Record list.
————————

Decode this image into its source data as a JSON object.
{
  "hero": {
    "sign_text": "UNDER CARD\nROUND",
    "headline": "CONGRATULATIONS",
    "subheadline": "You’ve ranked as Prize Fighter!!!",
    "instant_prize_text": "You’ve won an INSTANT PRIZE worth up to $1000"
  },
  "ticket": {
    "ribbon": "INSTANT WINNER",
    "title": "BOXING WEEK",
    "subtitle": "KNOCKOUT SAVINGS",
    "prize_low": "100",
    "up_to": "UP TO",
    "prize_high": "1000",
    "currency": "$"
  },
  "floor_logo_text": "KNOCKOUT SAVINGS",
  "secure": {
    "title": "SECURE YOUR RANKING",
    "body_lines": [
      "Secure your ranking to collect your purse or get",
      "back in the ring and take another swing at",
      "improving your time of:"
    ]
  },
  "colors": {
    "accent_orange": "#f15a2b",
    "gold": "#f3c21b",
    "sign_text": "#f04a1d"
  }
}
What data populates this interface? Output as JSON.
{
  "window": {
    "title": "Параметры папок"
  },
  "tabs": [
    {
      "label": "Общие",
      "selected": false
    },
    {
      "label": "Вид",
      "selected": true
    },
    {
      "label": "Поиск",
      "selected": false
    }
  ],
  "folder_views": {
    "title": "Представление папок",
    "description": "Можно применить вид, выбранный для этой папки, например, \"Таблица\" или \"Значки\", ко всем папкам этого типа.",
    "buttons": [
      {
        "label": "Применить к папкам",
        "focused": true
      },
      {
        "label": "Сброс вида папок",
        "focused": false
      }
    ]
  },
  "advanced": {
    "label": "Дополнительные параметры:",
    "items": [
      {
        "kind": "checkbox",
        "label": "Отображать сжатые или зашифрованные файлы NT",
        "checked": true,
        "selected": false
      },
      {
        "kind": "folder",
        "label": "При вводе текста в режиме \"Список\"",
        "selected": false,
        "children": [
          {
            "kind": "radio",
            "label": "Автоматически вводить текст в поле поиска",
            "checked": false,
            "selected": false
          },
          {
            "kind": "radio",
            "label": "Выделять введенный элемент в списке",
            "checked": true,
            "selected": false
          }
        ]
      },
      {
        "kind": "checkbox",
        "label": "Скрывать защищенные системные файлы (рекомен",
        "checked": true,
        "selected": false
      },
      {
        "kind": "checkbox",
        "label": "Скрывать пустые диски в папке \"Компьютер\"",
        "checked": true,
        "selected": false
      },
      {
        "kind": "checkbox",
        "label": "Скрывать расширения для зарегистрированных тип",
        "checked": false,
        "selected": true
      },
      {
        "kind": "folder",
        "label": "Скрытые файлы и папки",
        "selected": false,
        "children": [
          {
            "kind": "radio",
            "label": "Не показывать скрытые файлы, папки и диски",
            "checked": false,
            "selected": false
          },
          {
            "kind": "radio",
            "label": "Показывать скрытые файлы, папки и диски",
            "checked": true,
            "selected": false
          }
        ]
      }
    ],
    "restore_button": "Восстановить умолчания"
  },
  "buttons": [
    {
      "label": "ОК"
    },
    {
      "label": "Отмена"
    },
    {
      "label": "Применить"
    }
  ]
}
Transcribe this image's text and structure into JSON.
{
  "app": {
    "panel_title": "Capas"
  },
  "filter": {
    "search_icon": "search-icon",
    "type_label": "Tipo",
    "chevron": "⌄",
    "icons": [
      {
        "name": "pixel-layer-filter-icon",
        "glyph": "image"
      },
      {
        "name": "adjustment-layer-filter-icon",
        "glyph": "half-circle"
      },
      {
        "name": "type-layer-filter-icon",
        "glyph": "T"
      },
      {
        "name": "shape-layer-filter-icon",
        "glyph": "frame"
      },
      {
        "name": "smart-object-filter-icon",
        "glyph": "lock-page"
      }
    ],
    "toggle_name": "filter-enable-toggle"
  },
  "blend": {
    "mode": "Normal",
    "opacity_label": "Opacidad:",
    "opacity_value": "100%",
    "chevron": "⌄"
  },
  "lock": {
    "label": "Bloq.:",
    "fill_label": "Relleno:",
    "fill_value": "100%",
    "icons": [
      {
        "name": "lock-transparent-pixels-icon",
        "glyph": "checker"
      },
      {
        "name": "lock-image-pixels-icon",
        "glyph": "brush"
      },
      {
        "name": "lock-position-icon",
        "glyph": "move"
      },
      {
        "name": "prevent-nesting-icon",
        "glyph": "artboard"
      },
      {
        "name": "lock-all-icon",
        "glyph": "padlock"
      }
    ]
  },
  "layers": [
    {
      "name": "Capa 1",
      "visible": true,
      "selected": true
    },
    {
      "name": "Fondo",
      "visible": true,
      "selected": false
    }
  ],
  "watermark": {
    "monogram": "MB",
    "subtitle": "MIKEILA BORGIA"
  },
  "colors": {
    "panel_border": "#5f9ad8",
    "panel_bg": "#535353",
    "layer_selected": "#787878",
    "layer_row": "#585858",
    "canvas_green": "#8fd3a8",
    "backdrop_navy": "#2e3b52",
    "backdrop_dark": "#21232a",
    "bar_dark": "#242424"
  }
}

————————

Written problem. Scan the records above for the string "диски", then report every line that contains it.

Solved problem.
        "label": "Скрывать пустые диски в папке \"Компьютер\"",
            "label": "Не показывать скрытые файлы, папки и диски",
            "label": "Показывать скрытые файлы, папки и диски",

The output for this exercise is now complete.